— START Material for the task —

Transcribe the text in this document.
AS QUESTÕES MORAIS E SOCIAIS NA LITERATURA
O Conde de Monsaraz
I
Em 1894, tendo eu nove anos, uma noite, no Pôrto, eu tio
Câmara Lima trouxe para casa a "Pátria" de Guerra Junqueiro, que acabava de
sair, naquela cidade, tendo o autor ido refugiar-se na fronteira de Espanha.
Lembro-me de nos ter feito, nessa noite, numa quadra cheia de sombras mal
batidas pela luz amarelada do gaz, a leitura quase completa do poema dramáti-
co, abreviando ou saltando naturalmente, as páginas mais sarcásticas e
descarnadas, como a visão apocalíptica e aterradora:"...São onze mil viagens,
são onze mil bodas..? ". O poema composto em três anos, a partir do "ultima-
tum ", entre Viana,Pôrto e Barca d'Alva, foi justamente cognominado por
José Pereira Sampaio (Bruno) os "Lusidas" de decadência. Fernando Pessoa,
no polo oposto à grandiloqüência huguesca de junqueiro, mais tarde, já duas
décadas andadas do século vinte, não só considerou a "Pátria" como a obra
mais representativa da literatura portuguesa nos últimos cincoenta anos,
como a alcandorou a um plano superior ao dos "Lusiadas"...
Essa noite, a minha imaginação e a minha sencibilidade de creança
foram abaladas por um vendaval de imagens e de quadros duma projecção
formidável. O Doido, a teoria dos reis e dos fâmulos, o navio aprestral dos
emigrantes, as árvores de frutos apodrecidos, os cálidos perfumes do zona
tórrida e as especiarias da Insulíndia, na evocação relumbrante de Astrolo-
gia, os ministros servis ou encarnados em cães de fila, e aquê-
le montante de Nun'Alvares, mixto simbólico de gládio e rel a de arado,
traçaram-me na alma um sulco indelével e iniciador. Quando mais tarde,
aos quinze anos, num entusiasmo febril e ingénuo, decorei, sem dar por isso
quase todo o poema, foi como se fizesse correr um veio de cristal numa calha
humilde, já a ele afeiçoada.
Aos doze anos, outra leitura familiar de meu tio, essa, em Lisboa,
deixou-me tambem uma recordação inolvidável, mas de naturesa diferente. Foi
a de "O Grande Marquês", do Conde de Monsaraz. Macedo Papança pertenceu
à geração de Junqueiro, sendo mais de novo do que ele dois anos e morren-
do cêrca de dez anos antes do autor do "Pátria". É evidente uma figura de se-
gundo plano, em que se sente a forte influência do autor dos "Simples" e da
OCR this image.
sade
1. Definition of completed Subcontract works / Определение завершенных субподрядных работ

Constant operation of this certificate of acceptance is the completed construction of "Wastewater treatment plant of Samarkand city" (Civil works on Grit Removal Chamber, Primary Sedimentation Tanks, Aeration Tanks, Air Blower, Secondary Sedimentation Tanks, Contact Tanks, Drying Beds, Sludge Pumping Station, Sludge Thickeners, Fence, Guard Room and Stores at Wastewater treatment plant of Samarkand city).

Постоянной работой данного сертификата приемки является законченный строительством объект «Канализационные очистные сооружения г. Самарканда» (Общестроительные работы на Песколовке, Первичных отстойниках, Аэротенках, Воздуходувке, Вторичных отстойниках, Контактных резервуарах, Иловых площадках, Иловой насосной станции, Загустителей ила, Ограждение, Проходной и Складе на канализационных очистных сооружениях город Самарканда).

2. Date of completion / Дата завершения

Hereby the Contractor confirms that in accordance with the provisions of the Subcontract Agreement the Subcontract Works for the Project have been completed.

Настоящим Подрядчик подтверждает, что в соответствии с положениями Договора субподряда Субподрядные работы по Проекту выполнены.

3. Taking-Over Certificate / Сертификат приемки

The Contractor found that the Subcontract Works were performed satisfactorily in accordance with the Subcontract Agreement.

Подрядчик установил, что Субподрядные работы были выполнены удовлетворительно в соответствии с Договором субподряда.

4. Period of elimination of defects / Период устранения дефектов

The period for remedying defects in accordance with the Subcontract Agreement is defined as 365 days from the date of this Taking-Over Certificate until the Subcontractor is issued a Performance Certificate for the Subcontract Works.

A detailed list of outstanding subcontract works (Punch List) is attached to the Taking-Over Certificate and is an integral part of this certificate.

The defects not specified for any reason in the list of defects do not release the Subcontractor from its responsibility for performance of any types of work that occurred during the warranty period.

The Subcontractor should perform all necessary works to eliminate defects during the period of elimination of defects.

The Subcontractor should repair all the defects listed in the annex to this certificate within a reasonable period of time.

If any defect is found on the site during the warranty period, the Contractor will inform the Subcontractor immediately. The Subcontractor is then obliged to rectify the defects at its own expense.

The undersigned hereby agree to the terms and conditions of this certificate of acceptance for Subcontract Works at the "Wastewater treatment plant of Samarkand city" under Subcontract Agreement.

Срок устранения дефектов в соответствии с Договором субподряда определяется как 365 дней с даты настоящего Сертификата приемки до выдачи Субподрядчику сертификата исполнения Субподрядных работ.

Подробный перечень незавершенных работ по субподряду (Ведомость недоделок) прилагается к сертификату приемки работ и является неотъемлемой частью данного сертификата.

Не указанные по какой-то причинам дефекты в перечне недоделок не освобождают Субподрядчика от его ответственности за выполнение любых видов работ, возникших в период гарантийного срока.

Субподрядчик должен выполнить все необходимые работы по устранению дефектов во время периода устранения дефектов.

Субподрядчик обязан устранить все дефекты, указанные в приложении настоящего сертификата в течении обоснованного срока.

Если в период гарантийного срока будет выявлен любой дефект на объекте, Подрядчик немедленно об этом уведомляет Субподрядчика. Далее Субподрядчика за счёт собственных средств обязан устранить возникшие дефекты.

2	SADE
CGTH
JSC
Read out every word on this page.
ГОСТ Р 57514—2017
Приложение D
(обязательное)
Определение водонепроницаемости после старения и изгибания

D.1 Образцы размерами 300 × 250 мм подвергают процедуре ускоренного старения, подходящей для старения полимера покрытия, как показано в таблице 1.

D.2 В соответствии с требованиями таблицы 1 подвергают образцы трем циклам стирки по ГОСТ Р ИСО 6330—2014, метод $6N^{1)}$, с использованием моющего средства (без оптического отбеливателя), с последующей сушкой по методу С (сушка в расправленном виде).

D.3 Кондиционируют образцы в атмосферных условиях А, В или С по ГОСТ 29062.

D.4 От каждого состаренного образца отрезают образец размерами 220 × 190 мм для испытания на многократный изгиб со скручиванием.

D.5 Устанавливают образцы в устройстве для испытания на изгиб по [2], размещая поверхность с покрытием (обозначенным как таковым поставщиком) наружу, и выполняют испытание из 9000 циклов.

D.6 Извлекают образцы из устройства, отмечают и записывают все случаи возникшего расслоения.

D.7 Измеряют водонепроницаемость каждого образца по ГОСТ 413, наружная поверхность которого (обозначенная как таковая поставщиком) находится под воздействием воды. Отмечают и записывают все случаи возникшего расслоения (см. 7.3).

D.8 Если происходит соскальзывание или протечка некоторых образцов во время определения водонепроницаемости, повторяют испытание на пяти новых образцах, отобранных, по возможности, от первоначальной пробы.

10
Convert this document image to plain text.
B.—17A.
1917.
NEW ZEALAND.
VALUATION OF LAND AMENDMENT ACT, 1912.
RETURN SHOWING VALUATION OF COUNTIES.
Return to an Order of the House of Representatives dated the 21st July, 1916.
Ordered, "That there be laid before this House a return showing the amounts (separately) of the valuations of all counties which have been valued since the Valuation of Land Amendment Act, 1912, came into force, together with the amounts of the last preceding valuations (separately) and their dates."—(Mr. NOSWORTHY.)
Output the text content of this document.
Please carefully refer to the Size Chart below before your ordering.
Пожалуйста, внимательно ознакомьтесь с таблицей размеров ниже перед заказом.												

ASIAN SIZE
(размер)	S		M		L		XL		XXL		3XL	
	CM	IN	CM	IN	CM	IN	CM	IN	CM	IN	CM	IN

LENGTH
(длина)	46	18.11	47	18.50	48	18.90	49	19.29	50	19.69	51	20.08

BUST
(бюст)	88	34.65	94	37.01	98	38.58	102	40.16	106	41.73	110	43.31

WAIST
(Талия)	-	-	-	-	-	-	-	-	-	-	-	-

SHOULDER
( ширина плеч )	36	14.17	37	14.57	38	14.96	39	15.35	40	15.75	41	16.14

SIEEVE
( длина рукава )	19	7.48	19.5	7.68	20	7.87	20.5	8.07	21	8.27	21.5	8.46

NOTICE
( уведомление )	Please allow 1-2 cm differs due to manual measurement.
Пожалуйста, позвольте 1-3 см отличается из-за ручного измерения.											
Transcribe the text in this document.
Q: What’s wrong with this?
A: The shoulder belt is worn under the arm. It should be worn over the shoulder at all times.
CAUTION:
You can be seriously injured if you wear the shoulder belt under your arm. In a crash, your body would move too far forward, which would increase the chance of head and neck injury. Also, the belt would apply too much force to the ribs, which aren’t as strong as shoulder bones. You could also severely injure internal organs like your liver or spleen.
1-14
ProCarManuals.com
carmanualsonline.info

— END Material for the task —

Objective – List each line in the listing that contains the string "случаи".

Expected answer –
D.6 Извлекают образцы из устройства, отмечают и записывают все случаи возникшего расслоения.
D.7 Измеряют водонепроницаемость каждого образца по ГОСТ 413, наружная поверхность которого (обозначенная как таковая поставщиком) находится под воздействием воды. Отмечают и записывают все случаи возникшего расслоения (см. 7.3).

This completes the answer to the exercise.